---------- Text shown ----------

I had the poached egg as my entree, which comes with cheese grits, fried oysters, pork belly and a bernaise sauce. If we hadn’t ordered doughnuts, I probably would’ve cleaned my plate, but alas my stomach can only expand so large. It’s a decadent dish, with each component being a bit richer than the next. The creamy grits had a strong cheese flavor (cheddar, maybe?) that I enjoyed, and the creaminess blended well with the crispiness of the oysters. The pork belly was salty and thick, a little tough though. I would take a little piece of each part to make one insanely flavorful bite.

Now that I’ve been to two restaurants that make their own signature doughnuts, I think it’s time that someone seriously considers opening up a doughnut shop. No, the one Krispy Kreme in Dupont Circle does not count (although I do love those doughnuts). If NYC can have a place like Doughnut Plant and San Francisco gets Dynamo Donuts, why can’t DC have it’s own shop selling only signature fried rings of sweet goodness? I think you can tell at this point that specialty doughnuts are slowly becoming my new obsession.

We got the skills to work the grills.

6 Jul

Until about now, my July 4th weekend was pretty non-stop, going from one food-centered event to another, spanning across Maryland, DC and Virginia. I was lucky enough to have the 5th off as well, which I pretty much spent recovering from the weekend, doing laundry, burning off my holiday gut with a run, and eating foods other than grilled meat. I think I’m good on steak and ribs for awhile.

To recap, on Saturday, a good chunk of my friends, Team DMV, met to reap the benefits of a grilling lesson. We came, they grilled, we conquered (the food).

---------- Provided data ----------

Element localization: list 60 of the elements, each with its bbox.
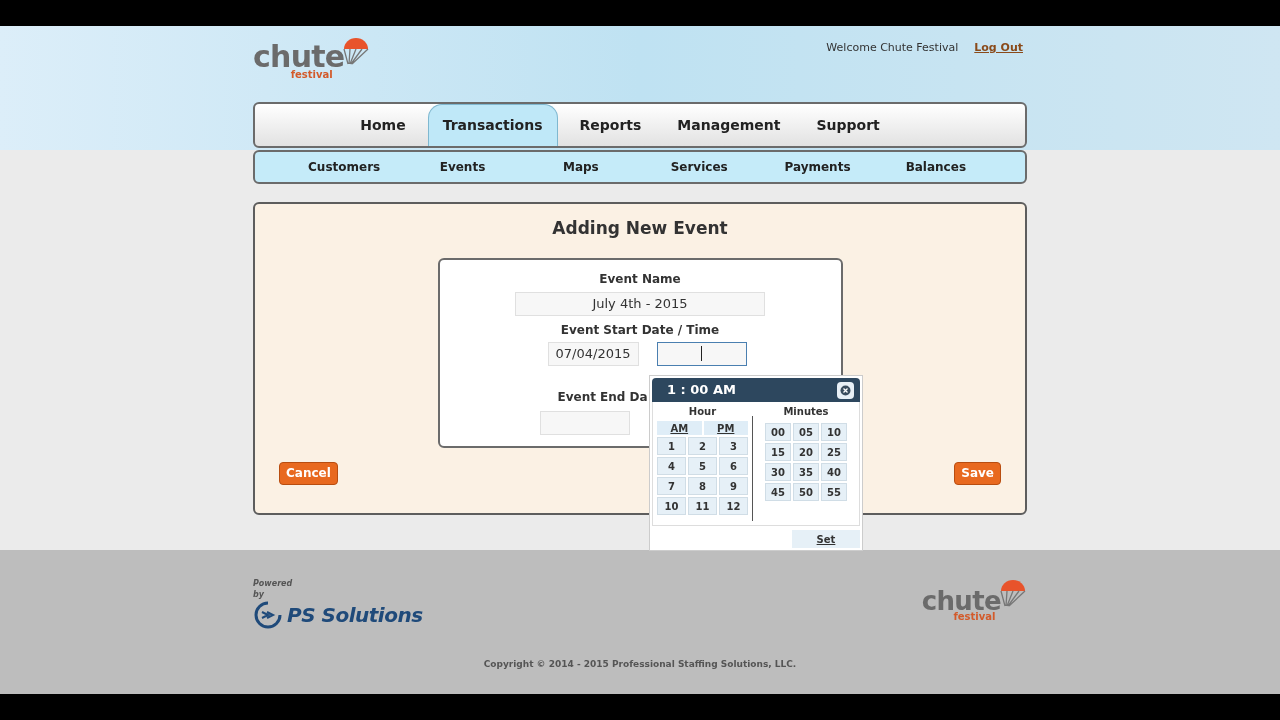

----------

**Given instruction 1:** Decide whether each statement agrees with the food blog post: (a) the pork belly was tender, (b) the writer had the 5th off, (c) the writer finished the whole poached egg plate. Answer yes or no for each, quoting the words of the post that decide it.
**Given instruction 2:** Reproduce the food blog post word for word, starting with "I had the poached" and going on through "insanely flavorful bite.".
**Given instruction 3:** Write the next part of the food blog post, picking up right after its final sentence.

**Task response 1:**
(a) No: "The pork belly was salty and thick, a little tough though."
(b) Yes: "I was lucky enough to have the 5th off as well"
(c) No: "If we hadn’t ordered doughnuts, I probably would’ve cleaned my plate, but alas my stomach can only expand so large."

**Task response 2:**
I had the poached egg as my entree, which comes with cheese grits, fried oysters, pork belly and a bernaise sauce. If we hadn’t ordered doughnuts, I probably would’ve cleaned my plate, but alas my stomach can only expand so large. It’s a decadent dish, with each component being a bit richer than the next. The creamy grits had a strong cheese flavor (cheddar, maybe?) that I enjoyed, and the creaminess blended well with the crispiness of the oysters. The pork belly was salty and thick, a little tough though. I would take a little piece of each part to make one insanely flavorful bite.

**Task response 3:**
Mmm…Ribs smothered in sauce, just the way I like ‘em.

Men, by the way, are funny. All the guys met before the designated meeting time of 6pm, and had already started grilling together at 4. They were often crowded around the meat or the grill or the kitchen. It’s almost like a rite of passage for men. There are certain things all guys must eventually check off on their man cards, and learning how to grill and cook a good steak or whatever hunk of meat is on hand is apparently one of them.

The Bf is already ticked off that box on his man card, having made this steak recipe before – it’s marinated in some spicy, succulent sauce that includes brown sugar and chiles before it’s grilled – it’s really delicious. I’m not much of a steak person at all but I will never turn a piece of these down. (I’ll try and snag this recipe from him sometime soon).

We did manage to diversify our spread with plenty of fruit, potato salad and deviled eggs. I love deviled eggs, by the way. I had to keep telling myself that I have to share with others and that I won’t keep friends if I eat half that plate.

Also, you can’t have a pre-July 4th grillout without some fireworks. In the apartment complex parking lot. Classy!


Of course, once you bring fireworks into the picture, we become a bunch of overgrown children and start “battling” with our sparklers, pretending they’re wands. Yes, I definitely shouted out “Expecto Patronum!” while brandishing mine (not when I took this picture, of course). Yes, I am 27 years old. No, I am not mature.

I spent most of Sunday museum-hopping with my wonderful friend Liz, who was in town for work first and stayed for some play. I don’t have any photos from the museums, but if you’re ever in DC, definitely visit the Holocaust museum – it’s very moving and the exhibits are fascinating, especially one on Nazi propaganda. The Crime and Punishment Museum (which unfortunately is one you have to pay for), is also really interesting, especially for those of you who are fans of crime shows like Law & Order, NCIS, etc.

We still had a ton of meat left to grill from Saturday, plus leftovers from the meat we did cook, so we gathered again on Monday to cook some more, play some basketball or tennis, hang out by the pool and just chat the day away. Oh and sweat. It’s damn hot here in DC right now.

 This time around, we did grill some vegetables – eggplant and zucchini, specifically – and they turned around absolutely delicious. Just sprinkle sliced veggies with salt and pepper and whatever herbs and seasonings you have on hand, and stick them straight on the grill. Call me crazy, but I might prefer this to grilled meat.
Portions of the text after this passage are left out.